> WHAT IS BEING ASKED
Give back the records below exactly, every one, with no pictures.

> Data entries
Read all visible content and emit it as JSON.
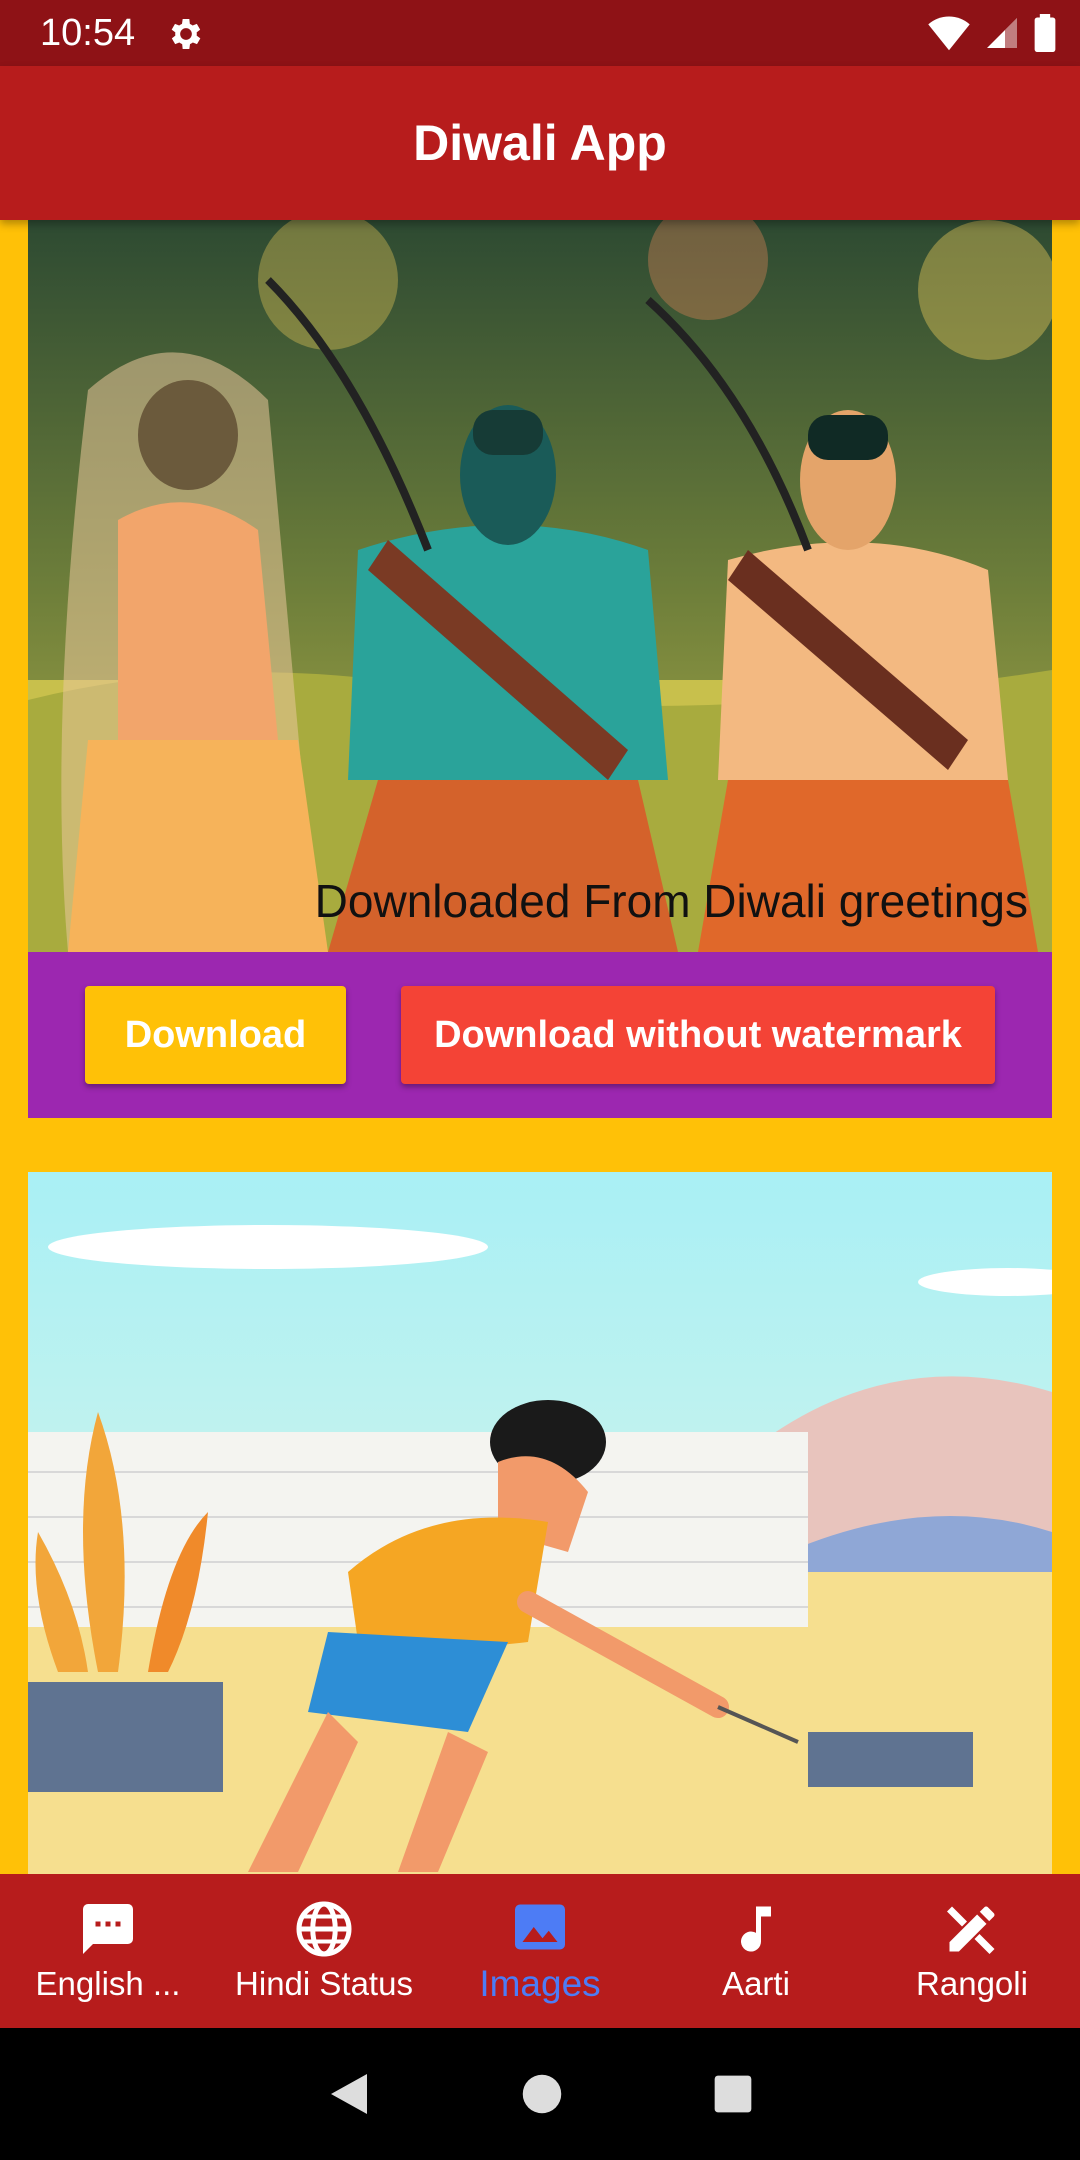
{
  "status": {
    "time": "10:54"
  },
  "app": {
    "title": "Diwali App"
  },
  "cards": [
    {
      "watermark": "Downloaded From Diwali greetings",
      "download_label": "Download",
      "download_nowm_label": "Download without watermark"
    }
  ],
  "nav": {
    "items": [
      {
        "label": "English ...",
        "icon": "message-icon"
      },
      {
        "label": "Hindi Status",
        "icon": "globe-icon"
      },
      {
        "label": "Images",
        "icon": "image-icon",
        "active": true
      },
      {
        "label": "Aarti",
        "icon": "music-note-icon"
      },
      {
        "label": "Rangoli",
        "icon": "design-tools-icon"
      }
    ]
  },
  "colors": {
    "status_bar": "#8e1216",
    "app_bar": "#b71c1c",
    "background": "#ffc107",
    "action_strip": "#9c27b0",
    "download_button": "#ffc107",
    "download_nowm_button": "#f44336",
    "active_nav": "#4d7cf5"
  }
}
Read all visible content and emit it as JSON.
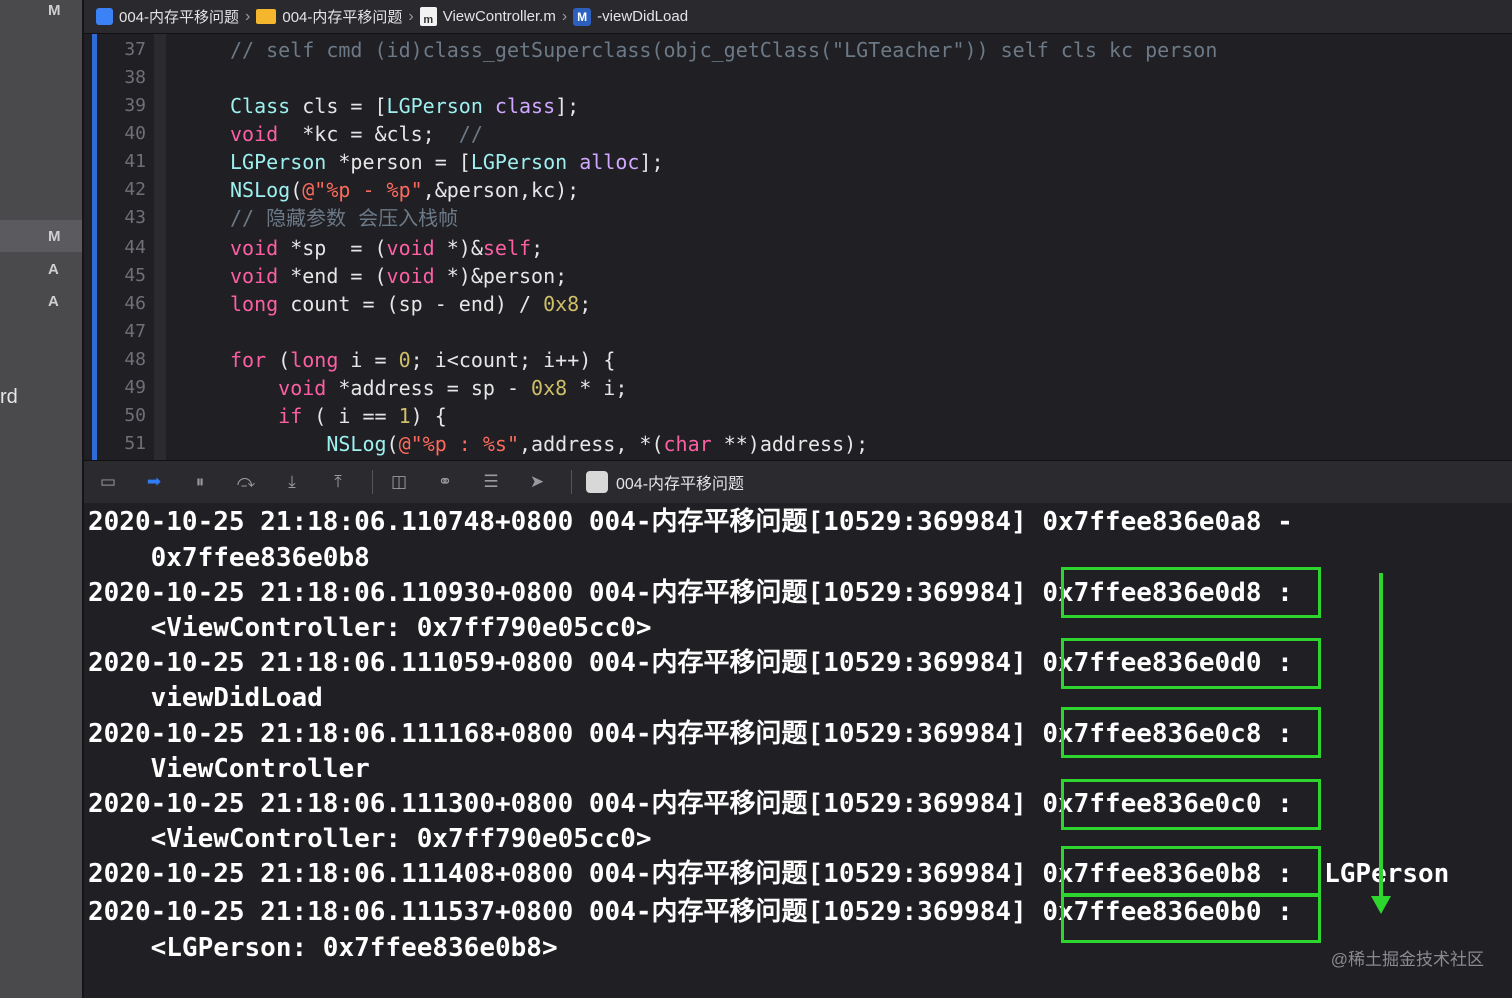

> REPLY
Read all visible content and emit it as JSON.
{
  "status": {
    "time": "10:54"
  },
  "app": {
    "title": "Diwali App"
  },
  "cards": [
    {
      "watermark": "Downloaded From Diwali greetings",
      "download_label": "Download",
      "download_nowm_label": "Download without watermark"
    }
  ],
  "nav": {
    "items": [
      {
        "label": "English ...",
        "icon": "message-icon"
      },
      {
        "label": "Hindi Status",
        "icon": "globe-icon"
      },
      {
        "label": "Images",
        "icon": "image-icon",
        "active": true
      },
      {
        "label": "Aarti",
        "icon": "music-note-icon"
      },
      {
        "label": "Rangoli",
        "icon": "design-tools-icon"
      }
    ]
  },
  "colors": {
    "status_bar": "#8e1216",
    "app_bar": "#b71c1c",
    "background": "#ffc107",
    "action_strip": "#9c27b0",
    "download_button": "#ffc107",
    "download_nowm_button": "#f44336",
    "active_nav": "#4d7cf5"
  }
}
Read all visible content and emit it as JSON.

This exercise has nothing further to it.